## start

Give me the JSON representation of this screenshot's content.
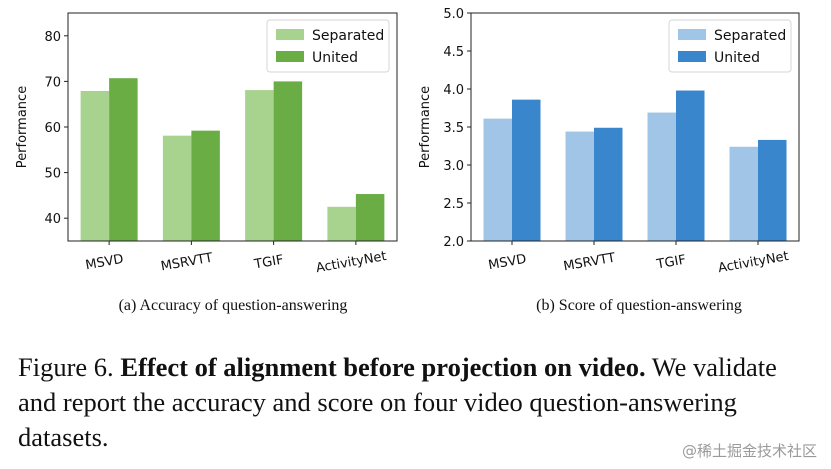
{
  "chart_data": [
    {
      "type": "bar",
      "categories": [
        "MSVD",
        "MSRVTT",
        "TGIF",
        "ActivityNet"
      ],
      "series": [
        {
          "name": "Separated",
          "values": [
            67.9,
            58.1,
            68.1,
            42.5
          ],
          "color": "#a8d38f"
        },
        {
          "name": "United",
          "values": [
            70.7,
            59.2,
            70.0,
            45.3
          ],
          "color": "#6aad45"
        }
      ],
      "ylabel": "Performance",
      "ylim": [
        35,
        85
      ],
      "yticks": [
        "40",
        "50",
        "60",
        "70",
        "80"
      ],
      "ytick_values": [
        40,
        50,
        60,
        70,
        80
      ],
      "legend": "top-right",
      "grid": false,
      "subcaption": "(a) Accuracy of question-answering"
    },
    {
      "type": "bar",
      "categories": [
        "MSVD",
        "MSRVTT",
        "TGIF",
        "ActivityNet"
      ],
      "series": [
        {
          "name": "Separated",
          "values": [
            3.61,
            3.44,
            3.69,
            3.24
          ],
          "color": "#a1c5e7"
        },
        {
          "name": "United",
          "values": [
            3.86,
            3.49,
            3.98,
            3.33
          ],
          "color": "#3a86cc"
        }
      ],
      "ylabel": "Performance",
      "ylim": [
        2.0,
        5.0
      ],
      "yticks": [
        "2.0",
        "2.5",
        "3.0",
        "3.5",
        "4.0",
        "4.5",
        "5.0"
      ],
      "ytick_values": [
        2.0,
        2.5,
        3.0,
        3.5,
        4.0,
        4.5,
        5.0
      ],
      "legend": "top-right",
      "grid": false,
      "subcaption": "(b) Score of question-answering"
    }
  ],
  "caption": {
    "prefix": "Figure 6. ",
    "bold": "Effect of alignment before projection on video.",
    "rest": " We validate and report the accuracy and score on four video question-answering datasets."
  },
  "watermark": "@稀土掘金技术社区"
}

## end

*Exercise task*.
Go over the records above and tally each line that includes "color". Give the total by itself.

*Solution for this problem*.
4